(Entries from a visual dataset)

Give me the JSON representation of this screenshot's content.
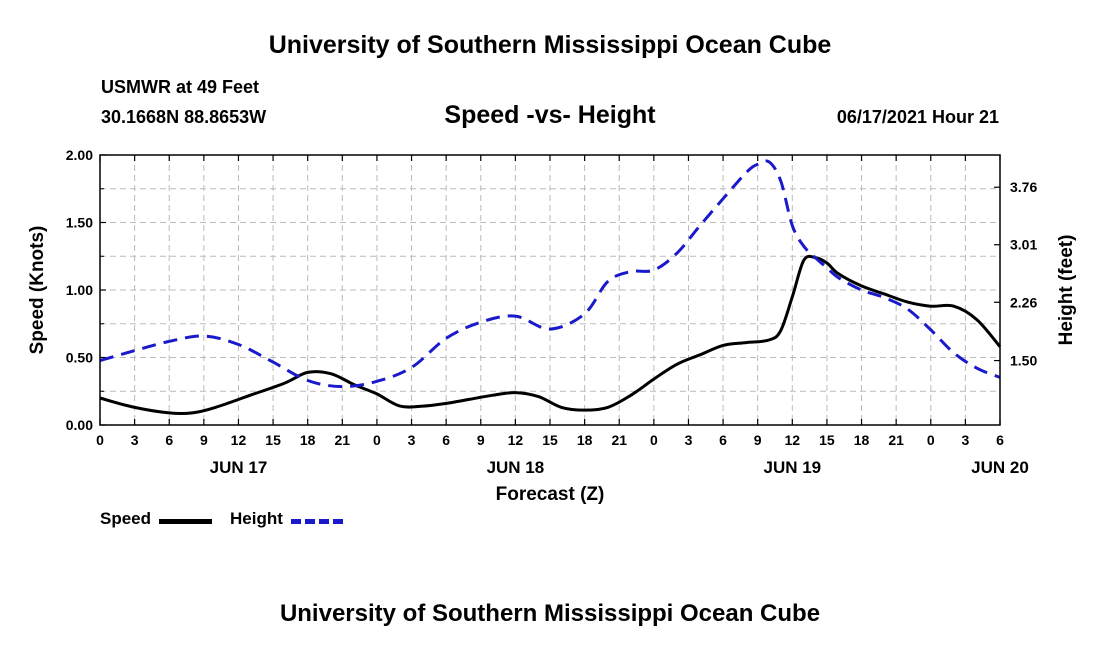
{
  "header": {
    "top_title": "University of Southern Mississippi Ocean Cube",
    "station": "USMWR at 49 Feet",
    "coords": "30.1668N  88.8653W",
    "timestamp": "06/17/2021 Hour 21",
    "bottom_title": "University of Southern Mississippi Ocean Cube"
  },
  "colors": {
    "speed": "#000000",
    "height": "#1a1acc",
    "grid": "#bbbbbb"
  },
  "chart_data": {
    "type": "line",
    "title": "Speed -vs- Height",
    "xlabel": "Forecast (Z)",
    "ylabel": "Speed (Knots)",
    "y2label": "Height (feet)",
    "x_range_hours": [
      0,
      78
    ],
    "ylim": [
      0,
      2.0
    ],
    "y2lim": [
      0.66,
      4.18
    ],
    "y_ticks": [
      "0.00",
      "0.50",
      "1.00",
      "1.50",
      "2.00"
    ],
    "y2_ticks": [
      "1.50",
      "2.26",
      "3.01",
      "3.76"
    ],
    "x_tick_labels": [
      "0",
      "3",
      "6",
      "9",
      "12",
      "15",
      "18",
      "21",
      "0",
      "3",
      "6",
      "9",
      "12",
      "15",
      "18",
      "21",
      "0",
      "3",
      "6",
      "9",
      "12",
      "15",
      "18",
      "21",
      "0",
      "3",
      "6"
    ],
    "day_labels": [
      {
        "label": "JUN 17",
        "hour": 12
      },
      {
        "label": "JUN 18",
        "hour": 36
      },
      {
        "label": "JUN 19",
        "hour": 60
      },
      {
        "label": "JUN 20",
        "hour": 78
      }
    ],
    "legend": [
      "Speed",
      "Height"
    ],
    "series": [
      {
        "name": "Speed",
        "axis": "left",
        "style": "solid",
        "x": [
          0,
          3,
          6,
          8,
          10,
          13,
          16,
          18,
          20,
          22,
          24,
          26,
          28,
          30,
          32,
          34,
          36,
          38,
          40,
          42,
          44,
          46,
          48,
          50,
          52,
          54,
          56,
          58,
          59,
          60,
          61,
          62,
          63,
          64,
          66,
          68,
          70,
          72,
          74,
          76,
          78
        ],
        "values": [
          0.2,
          0.13,
          0.09,
          0.09,
          0.13,
          0.22,
          0.31,
          0.39,
          0.38,
          0.3,
          0.23,
          0.14,
          0.14,
          0.16,
          0.19,
          0.22,
          0.24,
          0.21,
          0.13,
          0.11,
          0.13,
          0.22,
          0.34,
          0.45,
          0.52,
          0.59,
          0.61,
          0.63,
          0.7,
          0.95,
          1.22,
          1.24,
          1.2,
          1.12,
          1.03,
          0.97,
          0.91,
          0.88,
          0.88,
          0.78,
          0.58
        ]
      },
      {
        "name": "Height",
        "axis": "right",
        "style": "dashed",
        "x": [
          0,
          3,
          6,
          9,
          12,
          15,
          18,
          21,
          24,
          27,
          30,
          33,
          36,
          39,
          42,
          44,
          46,
          48,
          50,
          52,
          54,
          56,
          57,
          58,
          59,
          60,
          61,
          62,
          63,
          64,
          66,
          68,
          70,
          72,
          74,
          76,
          78
        ],
        "values": [
          1.5,
          1.63,
          1.75,
          1.82,
          1.71,
          1.48,
          1.24,
          1.16,
          1.23,
          1.41,
          1.79,
          2.0,
          2.08,
          1.91,
          2.11,
          2.53,
          2.66,
          2.68,
          2.9,
          3.26,
          3.61,
          3.95,
          4.06,
          4.09,
          3.84,
          3.26,
          2.99,
          2.84,
          2.71,
          2.58,
          2.42,
          2.32,
          2.17,
          1.9,
          1.6,
          1.4,
          1.28
        ]
      }
    ]
  }
}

• PROBLEM TO SOLVE: Write out each entry exactly as given, but skip the pictures.

• WRITTEN RESPONSE:
Give me the JSON representation of this screenshot's content.
{
  "header": {
    "top_title": "University of Southern Mississippi Ocean Cube",
    "station": "USMWR at 49 Feet",
    "coords": "30.1668N  88.8653W",
    "timestamp": "06/17/2021 Hour 21",
    "bottom_title": "University of Southern Mississippi Ocean Cube"
  },
  "colors": {
    "speed": "#000000",
    "height": "#1a1acc",
    "grid": "#bbbbbb"
  },
  "chart_data": {
    "type": "line",
    "title": "Speed -vs- Height",
    "xlabel": "Forecast (Z)",
    "ylabel": "Speed (Knots)",
    "y2label": "Height (feet)",
    "x_range_hours": [
      0,
      78
    ],
    "ylim": [
      0,
      2.0
    ],
    "y2lim": [
      0.66,
      4.18
    ],
    "y_ticks": [
      "0.00",
      "0.50",
      "1.00",
      "1.50",
      "2.00"
    ],
    "y2_ticks": [
      "1.50",
      "2.26",
      "3.01",
      "3.76"
    ],
    "x_tick_labels": [
      "0",
      "3",
      "6",
      "9",
      "12",
      "15",
      "18",
      "21",
      "0",
      "3",
      "6",
      "9",
      "12",
      "15",
      "18",
      "21",
      "0",
      "3",
      "6",
      "9",
      "12",
      "15",
      "18",
      "21",
      "0",
      "3",
      "6"
    ],
    "day_labels": [
      {
        "label": "JUN 17",
        "hour": 12
      },
      {
        "label": "JUN 18",
        "hour": 36
      },
      {
        "label": "JUN 19",
        "hour": 60
      },
      {
        "label": "JUN 20",
        "hour": 78
      }
    ],
    "legend": [
      "Speed",
      "Height"
    ],
    "series": [
      {
        "name": "Speed",
        "axis": "left",
        "style": "solid",
        "x": [
          0,
          3,
          6,
          8,
          10,
          13,
          16,
          18,
          20,
          22,
          24,
          26,
          28,
          30,
          32,
          34,
          36,
          38,
          40,
          42,
          44,
          46,
          48,
          50,
          52,
          54,
          56,
          58,
          59,
          60,
          61,
          62,
          63,
          64,
          66,
          68,
          70,
          72,
          74,
          76,
          78
        ],
        "values": [
          0.2,
          0.13,
          0.09,
          0.09,
          0.13,
          0.22,
          0.31,
          0.39,
          0.38,
          0.3,
          0.23,
          0.14,
          0.14,
          0.16,
          0.19,
          0.22,
          0.24,
          0.21,
          0.13,
          0.11,
          0.13,
          0.22,
          0.34,
          0.45,
          0.52,
          0.59,
          0.61,
          0.63,
          0.7,
          0.95,
          1.22,
          1.24,
          1.2,
          1.12,
          1.03,
          0.97,
          0.91,
          0.88,
          0.88,
          0.78,
          0.58
        ]
      },
      {
        "name": "Height",
        "axis": "right",
        "style": "dashed",
        "x": [
          0,
          3,
          6,
          9,
          12,
          15,
          18,
          21,
          24,
          27,
          30,
          33,
          36,
          39,
          42,
          44,
          46,
          48,
          50,
          52,
          54,
          56,
          57,
          58,
          59,
          60,
          61,
          62,
          63,
          64,
          66,
          68,
          70,
          72,
          74,
          76,
          78
        ],
        "values": [
          1.5,
          1.63,
          1.75,
          1.82,
          1.71,
          1.48,
          1.24,
          1.16,
          1.23,
          1.41,
          1.79,
          2.0,
          2.08,
          1.91,
          2.11,
          2.53,
          2.66,
          2.68,
          2.9,
          3.26,
          3.61,
          3.95,
          4.06,
          4.09,
          3.84,
          3.26,
          2.99,
          2.84,
          2.71,
          2.58,
          2.42,
          2.32,
          2.17,
          1.9,
          1.6,
          1.4,
          1.28
        ]
      }
    ]
  }
}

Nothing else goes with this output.